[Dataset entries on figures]
◆ ◆ ◆ ◆
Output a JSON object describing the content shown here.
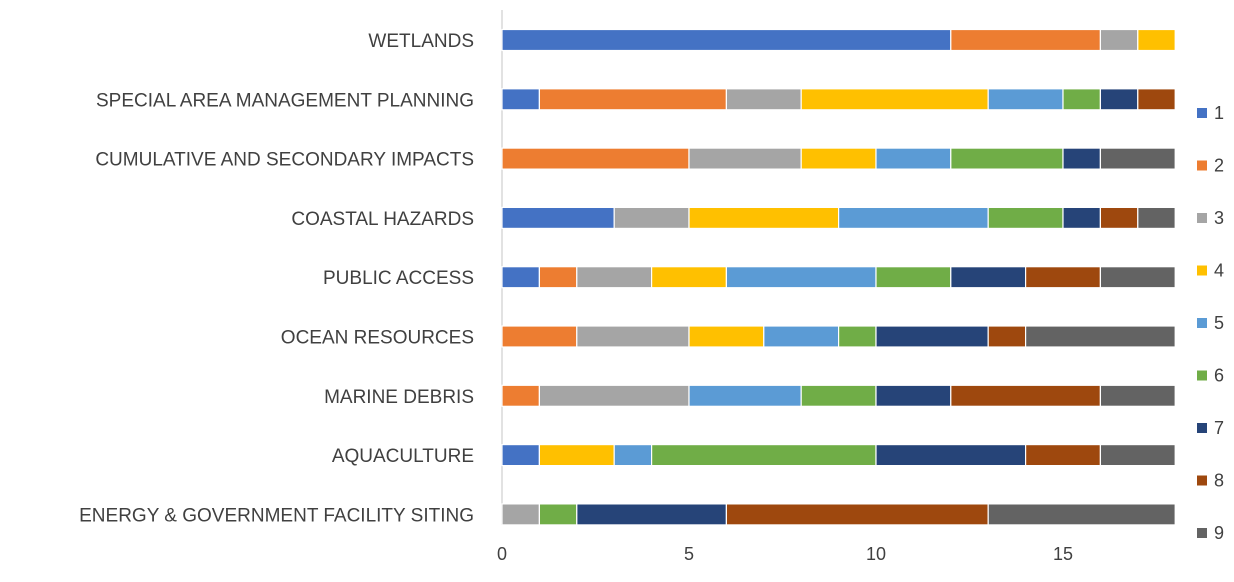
{
  "chart_data": {
    "type": "bar",
    "orientation": "horizontal",
    "stacked": true,
    "title": "",
    "xlabel": "",
    "ylabel": "",
    "xlim": [
      0,
      18
    ],
    "xticks": [
      0,
      5,
      10,
      15
    ],
    "grid": false,
    "legend_position": "right",
    "categories": [
      "WETLANDS",
      "SPECIAL AREA MANAGEMENT PLANNING",
      "CUMULATIVE AND SECONDARY IMPACTS",
      "COASTAL HAZARDS",
      "PUBLIC ACCESS",
      "OCEAN RESOURCES",
      "MARINE DEBRIS",
      "AQUACULTURE",
      "ENERGY & GOVERNMENT FACILITY SITING"
    ],
    "series": [
      {
        "name": "1",
        "color": "#4472C4",
        "values": [
          12,
          1,
          0,
          3,
          1,
          0,
          0,
          1,
          0
        ]
      },
      {
        "name": "2",
        "color": "#ED7D31",
        "values": [
          4,
          5,
          5,
          0,
          1,
          2,
          1,
          0,
          0
        ]
      },
      {
        "name": "3",
        "color": "#A5A5A5",
        "values": [
          1,
          2,
          3,
          2,
          2,
          3,
          4,
          0,
          1
        ]
      },
      {
        "name": "4",
        "color": "#FFC000",
        "values": [
          1,
          5,
          2,
          4,
          2,
          2,
          0,
          2,
          0
        ]
      },
      {
        "name": "5",
        "color": "#5B9BD5",
        "values": [
          0,
          2,
          2,
          4,
          4,
          2,
          3,
          1,
          0
        ]
      },
      {
        "name": "6",
        "color": "#70AD47",
        "values": [
          0,
          1,
          3,
          2,
          2,
          1,
          2,
          6,
          1
        ]
      },
      {
        "name": "7",
        "color": "#264478",
        "values": [
          0,
          1,
          1,
          1,
          2,
          3,
          2,
          4,
          4
        ]
      },
      {
        "name": "8",
        "color": "#9E480E",
        "values": [
          0,
          1,
          0,
          1,
          2,
          1,
          4,
          2,
          7
        ]
      },
      {
        "name": "9",
        "color": "#636363",
        "values": [
          0,
          0,
          2,
          1,
          2,
          4,
          2,
          2,
          5
        ]
      }
    ]
  }
}
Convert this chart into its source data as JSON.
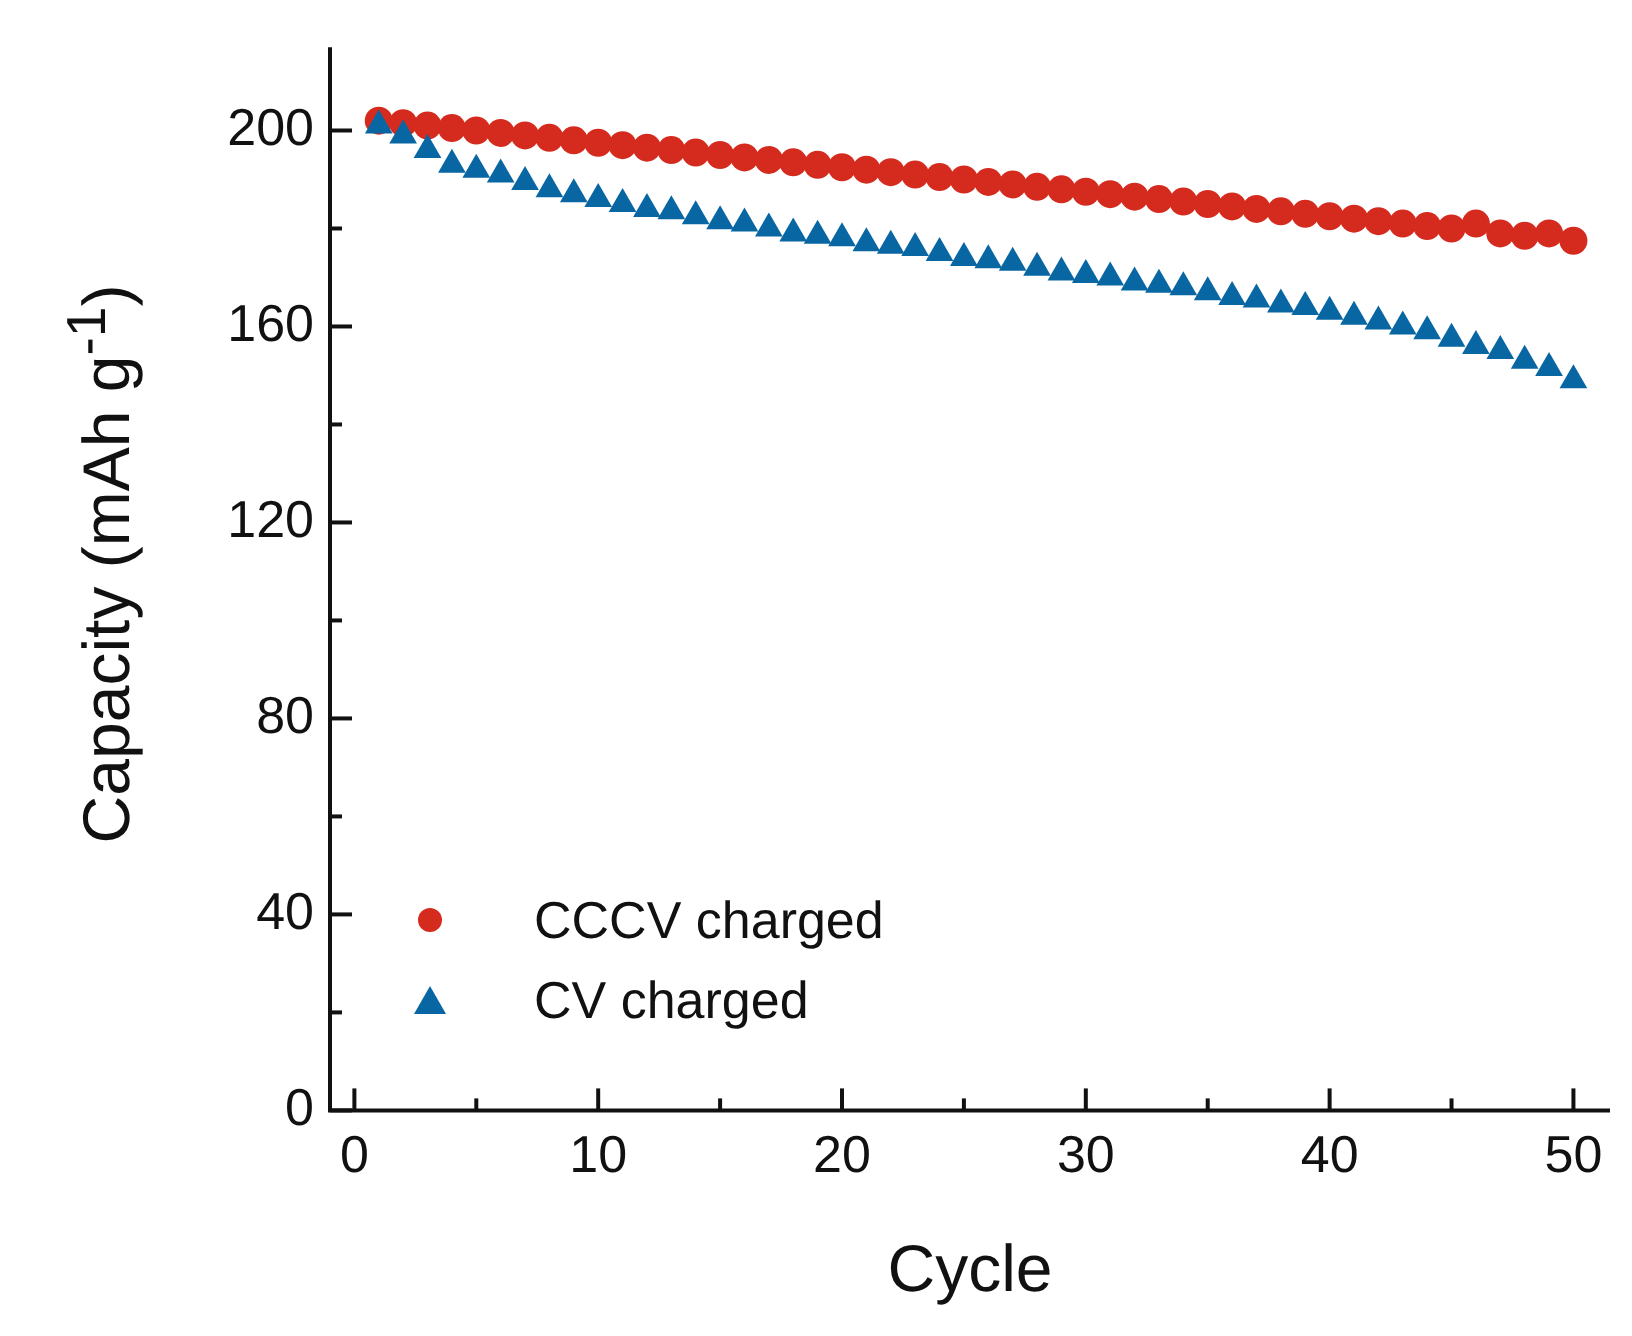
{
  "chart_data": {
    "type": "scatter",
    "xlabel": "Cycle",
    "ylabel": "Capacity (mAh g$^{-1}$)",
    "x": [
      1,
      2,
      3,
      4,
      5,
      6,
      7,
      8,
      9,
      10,
      11,
      12,
      13,
      14,
      15,
      16,
      17,
      18,
      19,
      20,
      21,
      22,
      23,
      24,
      25,
      26,
      27,
      28,
      29,
      30,
      31,
      32,
      33,
      34,
      35,
      36,
      37,
      38,
      39,
      40,
      41,
      42,
      43,
      44,
      45,
      46,
      47,
      48,
      49,
      50
    ],
    "series": [
      {
        "name": "CCCV charged",
        "color": "#d52b1e",
        "marker": "circle",
        "values": [
          202,
          201.5,
          201,
          200.5,
          200,
          199.5,
          199,
          198.5,
          198,
          197.5,
          197,
          196.5,
          196,
          195.5,
          195,
          194.5,
          194,
          193.5,
          193,
          192.5,
          192,
          191.5,
          191,
          190.5,
          190,
          189.5,
          189,
          188.5,
          188,
          187.5,
          187,
          186.5,
          186,
          185.5,
          185,
          184.5,
          184,
          183.5,
          183,
          182.5,
          182,
          181.5,
          181,
          180.5,
          180,
          181,
          179,
          178.5,
          179,
          177.5
        ]
      },
      {
        "name": "CV charged",
        "color": "#0866a3",
        "marker": "triangle",
        "values": [
          201,
          199,
          196,
          193,
          192,
          191,
          189.5,
          188,
          187,
          186,
          185,
          184,
          183.5,
          182.5,
          181.5,
          181,
          180,
          179,
          178.5,
          178,
          177,
          176.5,
          176,
          175,
          174,
          173.5,
          173,
          172,
          171,
          170.5,
          170,
          169,
          168.5,
          168,
          167,
          166,
          165.5,
          164.5,
          164,
          163,
          162,
          161,
          160,
          159,
          157.5,
          156,
          155,
          153,
          151.5,
          149
        ]
      }
    ],
    "xlim": [
      -1,
      51.5
    ],
    "ylim": [
      0,
      217
    ],
    "xticks": [
      0,
      {
        "value": 5,
        "label": null
      },
      10,
      {
        "value": 15,
        "label": null
      },
      20,
      {
        "value": 25,
        "label": null
      },
      30,
      {
        "value": 35,
        "label": null
      },
      40,
      {
        "value": 45,
        "label": null
      },
      50
    ],
    "yticks": [
      0,
      {
        "value": 20,
        "label": null
      },
      40,
      {
        "value": 60,
        "label": null
      },
      80,
      {
        "value": 100,
        "label": null
      },
      120,
      {
        "value": 140,
        "label": null
      },
      160,
      {
        "value": 180,
        "label": null
      },
      200
    ],
    "grid": false,
    "legend": "bottom left"
  }
}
◆ ◆ ◆ ◆
● To be done: Pictures are not part of the copy; reproduce everything else in the records exactly.

● Solution for this problem:
Output a JSON object describing the content shown here.
{
  "chart_data": {
    "type": "bar",
    "orientation": "horizontal",
    "stacked": true,
    "title": "",
    "xlabel": "",
    "ylabel": "",
    "xlim": [
      0,
      18
    ],
    "xticks": [
      0,
      5,
      10,
      15
    ],
    "grid": false,
    "legend_position": "right",
    "categories": [
      "WETLANDS",
      "SPECIAL AREA MANAGEMENT PLANNING",
      "CUMULATIVE AND SECONDARY IMPACTS",
      "COASTAL HAZARDS",
      "PUBLIC ACCESS",
      "OCEAN RESOURCES",
      "MARINE DEBRIS",
      "AQUACULTURE",
      "ENERGY & GOVERNMENT FACILITY SITING"
    ],
    "series": [
      {
        "name": "1",
        "color": "#4472C4",
        "values": [
          12,
          1,
          0,
          3,
          1,
          0,
          0,
          1,
          0
        ]
      },
      {
        "name": "2",
        "color": "#ED7D31",
        "values": [
          4,
          5,
          5,
          0,
          1,
          2,
          1,
          0,
          0
        ]
      },
      {
        "name": "3",
        "color": "#A5A5A5",
        "values": [
          1,
          2,
          3,
          2,
          2,
          3,
          4,
          0,
          1
        ]
      },
      {
        "name": "4",
        "color": "#FFC000",
        "values": [
          1,
          5,
          2,
          4,
          2,
          2,
          0,
          2,
          0
        ]
      },
      {
        "name": "5",
        "color": "#5B9BD5",
        "values": [
          0,
          2,
          2,
          4,
          4,
          2,
          3,
          1,
          0
        ]
      },
      {
        "name": "6",
        "color": "#70AD47",
        "values": [
          0,
          1,
          3,
          2,
          2,
          1,
          2,
          6,
          1
        ]
      },
      {
        "name": "7",
        "color": "#264478",
        "values": [
          0,
          1,
          1,
          1,
          2,
          3,
          2,
          4,
          4
        ]
      },
      {
        "name": "8",
        "color": "#9E480E",
        "values": [
          0,
          1,
          0,
          1,
          2,
          1,
          4,
          2,
          7
        ]
      },
      {
        "name": "9",
        "color": "#636363",
        "values": [
          0,
          0,
          2,
          1,
          2,
          4,
          2,
          2,
          5
        ]
      }
    ]
  }
}
Convert this chart into its source data as JSON.
{
  "chart_data": {
    "type": "scatter",
    "xlabel": "Cycle",
    "ylabel": "Capacity (mAh g$^{-1}$)",
    "x": [
      1,
      2,
      3,
      4,
      5,
      6,
      7,
      8,
      9,
      10,
      11,
      12,
      13,
      14,
      15,
      16,
      17,
      18,
      19,
      20,
      21,
      22,
      23,
      24,
      25,
      26,
      27,
      28,
      29,
      30,
      31,
      32,
      33,
      34,
      35,
      36,
      37,
      38,
      39,
      40,
      41,
      42,
      43,
      44,
      45,
      46,
      47,
      48,
      49,
      50
    ],
    "series": [
      {
        "name": "CCCV charged",
        "color": "#d52b1e",
        "marker": "circle",
        "values": [
          202,
          201.5,
          201,
          200.5,
          200,
          199.5,
          199,
          198.5,
          198,
          197.5,
          197,
          196.5,
          196,
          195.5,
          195,
          194.5,
          194,
          193.5,
          193,
          192.5,
          192,
          191.5,
          191,
          190.5,
          190,
          189.5,
          189,
          188.5,
          188,
          187.5,
          187,
          186.5,
          186,
          185.5,
          185,
          184.5,
          184,
          183.5,
          183,
          182.5,
          182,
          181.5,
          181,
          180.5,
          180,
          181,
          179,
          178.5,
          179,
          177.5
        ]
      },
      {
        "name": "CV charged",
        "color": "#0866a3",
        "marker": "triangle",
        "values": [
          201,
          199,
          196,
          193,
          192,
          191,
          189.5,
          188,
          187,
          186,
          185,
          184,
          183.5,
          182.5,
          181.5,
          181,
          180,
          179,
          178.5,
          178,
          177,
          176.5,
          176,
          175,
          174,
          173.5,
          173,
          172,
          171,
          170.5,
          170,
          169,
          168.5,
          168,
          167,
          166,
          165.5,
          164.5,
          164,
          163,
          162,
          161,
          160,
          159,
          157.5,
          156,
          155,
          153,
          151.5,
          149
        ]
      }
    ],
    "xlim": [
      -1,
      51.5
    ],
    "ylim": [
      0,
      217
    ],
    "xticks": [
      0,
      {
        "value": 5,
        "label": null
      },
      10,
      {
        "value": 15,
        "label": null
      },
      20,
      {
        "value": 25,
        "label": null
      },
      30,
      {
        "value": 35,
        "label": null
      },
      40,
      {
        "value": 45,
        "label": null
      },
      50
    ],
    "yticks": [
      0,
      {
        "value": 20,
        "label": null
      },
      40,
      {
        "value": 60,
        "label": null
      },
      80,
      {
        "value": 100,
        "label": null
      },
      120,
      {
        "value": 140,
        "label": null
      },
      160,
      {
        "value": 180,
        "label": null
      },
      200
    ],
    "grid": false,
    "legend": "bottom left"
  }
}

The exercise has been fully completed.